INSTRUCTIONS FOR THE TASK | Below are some records; return each one exactly.
──────────
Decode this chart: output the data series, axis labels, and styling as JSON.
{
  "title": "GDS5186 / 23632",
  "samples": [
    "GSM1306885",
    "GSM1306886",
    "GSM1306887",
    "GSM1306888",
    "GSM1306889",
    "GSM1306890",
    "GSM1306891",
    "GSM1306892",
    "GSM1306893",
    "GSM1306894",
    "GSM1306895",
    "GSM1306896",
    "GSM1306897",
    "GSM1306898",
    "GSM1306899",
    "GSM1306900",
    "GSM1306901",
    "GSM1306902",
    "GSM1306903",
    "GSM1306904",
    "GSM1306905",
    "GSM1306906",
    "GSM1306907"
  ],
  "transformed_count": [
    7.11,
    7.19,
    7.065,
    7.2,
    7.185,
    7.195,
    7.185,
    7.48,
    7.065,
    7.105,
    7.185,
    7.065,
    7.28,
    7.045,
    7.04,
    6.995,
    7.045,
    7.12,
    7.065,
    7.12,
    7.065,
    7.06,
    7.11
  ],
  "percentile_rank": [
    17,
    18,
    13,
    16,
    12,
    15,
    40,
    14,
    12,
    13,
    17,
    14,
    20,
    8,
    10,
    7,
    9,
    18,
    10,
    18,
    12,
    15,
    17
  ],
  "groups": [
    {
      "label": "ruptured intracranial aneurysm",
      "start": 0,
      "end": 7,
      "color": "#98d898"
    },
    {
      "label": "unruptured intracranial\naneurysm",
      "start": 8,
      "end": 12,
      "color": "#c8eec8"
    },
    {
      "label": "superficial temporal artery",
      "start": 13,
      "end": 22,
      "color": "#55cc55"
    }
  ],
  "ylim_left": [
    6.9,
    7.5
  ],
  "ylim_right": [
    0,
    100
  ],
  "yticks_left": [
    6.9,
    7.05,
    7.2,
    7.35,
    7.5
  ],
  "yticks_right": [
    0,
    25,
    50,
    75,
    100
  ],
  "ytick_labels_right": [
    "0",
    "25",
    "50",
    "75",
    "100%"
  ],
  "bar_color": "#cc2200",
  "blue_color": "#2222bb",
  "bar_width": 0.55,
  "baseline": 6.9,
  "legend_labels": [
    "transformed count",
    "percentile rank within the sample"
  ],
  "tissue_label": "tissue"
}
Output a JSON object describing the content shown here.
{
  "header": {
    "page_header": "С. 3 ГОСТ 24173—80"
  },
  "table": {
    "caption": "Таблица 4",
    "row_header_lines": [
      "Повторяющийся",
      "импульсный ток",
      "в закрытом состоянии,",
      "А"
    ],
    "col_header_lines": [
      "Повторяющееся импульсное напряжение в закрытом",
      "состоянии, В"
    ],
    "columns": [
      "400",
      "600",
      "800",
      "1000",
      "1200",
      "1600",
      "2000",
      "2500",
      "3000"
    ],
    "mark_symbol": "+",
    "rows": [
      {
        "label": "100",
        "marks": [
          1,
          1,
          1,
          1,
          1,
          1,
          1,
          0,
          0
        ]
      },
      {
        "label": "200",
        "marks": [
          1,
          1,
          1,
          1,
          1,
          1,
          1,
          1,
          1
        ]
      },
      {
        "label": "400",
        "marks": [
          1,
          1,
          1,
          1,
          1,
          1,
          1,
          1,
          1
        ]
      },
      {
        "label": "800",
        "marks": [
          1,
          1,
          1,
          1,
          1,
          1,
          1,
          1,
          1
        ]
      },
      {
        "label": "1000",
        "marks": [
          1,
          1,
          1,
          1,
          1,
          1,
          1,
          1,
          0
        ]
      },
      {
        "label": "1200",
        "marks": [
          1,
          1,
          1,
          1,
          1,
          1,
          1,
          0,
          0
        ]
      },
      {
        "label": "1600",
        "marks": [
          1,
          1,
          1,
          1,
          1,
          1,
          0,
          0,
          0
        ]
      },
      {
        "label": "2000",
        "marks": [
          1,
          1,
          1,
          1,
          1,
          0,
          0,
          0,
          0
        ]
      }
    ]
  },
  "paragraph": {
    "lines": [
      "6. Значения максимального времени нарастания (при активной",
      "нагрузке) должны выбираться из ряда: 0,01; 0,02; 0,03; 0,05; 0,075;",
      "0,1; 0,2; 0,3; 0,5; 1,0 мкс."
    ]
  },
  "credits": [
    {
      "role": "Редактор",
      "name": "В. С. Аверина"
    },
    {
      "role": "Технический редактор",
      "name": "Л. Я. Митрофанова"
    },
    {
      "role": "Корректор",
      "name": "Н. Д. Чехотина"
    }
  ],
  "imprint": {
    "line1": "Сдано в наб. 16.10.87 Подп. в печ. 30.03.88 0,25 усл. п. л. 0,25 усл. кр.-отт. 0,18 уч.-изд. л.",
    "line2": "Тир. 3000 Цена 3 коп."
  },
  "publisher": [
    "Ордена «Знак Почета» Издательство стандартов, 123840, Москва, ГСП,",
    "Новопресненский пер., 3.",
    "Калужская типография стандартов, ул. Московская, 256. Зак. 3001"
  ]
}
──────────
FINISHED ANSWER |
Decode this chart: output the data series, axis labels, and styling as JSON.
{
  "title": "GDS5186 / 23632",
  "samples": [
    "GSM1306885",
    "GSM1306886",
    "GSM1306887",
    "GSM1306888",
    "GSM1306889",
    "GSM1306890",
    "GSM1306891",
    "GSM1306892",
    "GSM1306893",
    "GSM1306894",
    "GSM1306895",
    "GSM1306896",
    "GSM1306897",
    "GSM1306898",
    "GSM1306899",
    "GSM1306900",
    "GSM1306901",
    "GSM1306902",
    "GSM1306903",
    "GSM1306904",
    "GSM1306905",
    "GSM1306906",
    "GSM1306907"
  ],
  "transformed_count": [
    7.11,
    7.19,
    7.065,
    7.2,
    7.185,
    7.195,
    7.185,
    7.48,
    7.065,
    7.105,
    7.185,
    7.065,
    7.28,
    7.045,
    7.04,
    6.995,
    7.045,
    7.12,
    7.065,
    7.12,
    7.065,
    7.06,
    7.11
  ],
  "percentile_rank": [
    17,
    18,
    13,
    16,
    12,
    15,
    40,
    14,
    12,
    13,
    17,
    14,
    20,
    8,
    10,
    7,
    9,
    18,
    10,
    18,
    12,
    15,
    17
  ],
  "groups": [
    {
      "label": "ruptured intracranial aneurysm",
      "start": 0,
      "end": 7,
      "color": "#98d898"
    },
    {
      "label": "unruptured intracranial\naneurysm",
      "start": 8,
      "end": 12,
      "color": "#c8eec8"
    },
    {
      "label": "superficial temporal artery",
      "start": 13,
      "end": 22,
      "color": "#55cc55"
    }
  ],
  "ylim_left": [
    6.9,
    7.5
  ],
  "ylim_right": [
    0,
    100
  ],
  "yticks_left": [
    6.9,
    7.05,
    7.2,
    7.35,
    7.5
  ],
  "yticks_right": [
    0,
    25,
    50,
    75,
    100
  ],
  "ytick_labels_right": [
    "0",
    "25",
    "50",
    "75",
    "100%"
  ],
  "bar_color": "#cc2200",
  "blue_color": "#2222bb",
  "bar_width": 0.55,
  "baseline": 6.9,
  "legend_labels": [
    "transformed count",
    "percentile rank within the sample"
  ],
  "tissue_label": "tissue"
}
Output a JSON object describing the content shown here.
{
  "header": {
    "page_header": "С. 3 ГОСТ 24173—80"
  },
  "table": {
    "caption": "Таблица 4",
    "row_header_lines": [
      "Повторяющийся",
      "импульсный ток",
      "в закрытом состоянии,",
      "А"
    ],
    "col_header_lines": [
      "Повторяющееся импульсное напряжение в закрытом",
      "состоянии, В"
    ],
    "columns": [
      "400",
      "600",
      "800",
      "1000",
      "1200",
      "1600",
      "2000",
      "2500",
      "3000"
    ],
    "mark_symbol": "+",
    "rows": [
      {
        "label": "100",
        "marks": [
          1,
          1,
          1,
          1,
          1,
          1,
          1,
          0,
          0
        ]
      },
      {
        "label": "200",
        "marks": [
          1,
          1,
          1,
          1,
          1,
          1,
          1,
          1,
          1
        ]
      },
      {
        "label": "400",
        "marks": [
          1,
          1,
          1,
          1,
          1,
          1,
          1,
          1,
          1
        ]
      },
      {
        "label": "800",
        "marks": [
          1,
          1,
          1,
          1,
          1,
          1,
          1,
          1,
          1
        ]
      },
      {
        "label": "1000",
        "marks": [
          1,
          1,
          1,
          1,
          1,
          1,
          1,
          1,
          0
        ]
      },
      {
        "label": "1200",
        "marks": [
          1,
          1,
          1,
          1,
          1,
          1,
          1,
          0,
          0
        ]
      },
      {
        "label": "1600",
        "marks": [
          1,
          1,
          1,
          1,
          1,
          1,
          0,
          0,
          0
        ]
      },
      {
        "label": "2000",
        "marks": [
          1,
          1,
          1,
          1,
          1,
          0,
          0,
          0,
          0
        ]
      }
    ]
  },
  "paragraph": {
    "lines": [
      "6. Значения максимального времени нарастания (при активной",
      "нагрузке) должны выбираться из ряда: 0,01; 0,02; 0,03; 0,05; 0,075;",
      "0,1; 0,2; 0,3; 0,5; 1,0 мкс."
    ]
  },
  "credits": [
    {
      "role": "Редактор",
      "name": "В. С. Аверина"
    },
    {
      "role": "Технический редактор",
      "name": "Л. Я. Митрофанова"
    },
    {
      "role": "Корректор",
      "name": "Н. Д. Чехотина"
    }
  ],
  "imprint": {
    "line1": "Сдано в наб. 16.10.87 Подп. в печ. 30.03.88 0,25 усл. п. л. 0,25 усл. кр.-отт. 0,18 уч.-изд. л.",
    "line2": "Тир. 3000 Цена 3 коп."
  },
  "publisher": [
    "Ордена «Знак Почета» Издательство стандартов, 123840, Москва, ГСП,",
    "Новопресненский пер., 3.",
    "Калужская типография стандартов, ул. Московская, 256. Зак. 3001"
  ]
}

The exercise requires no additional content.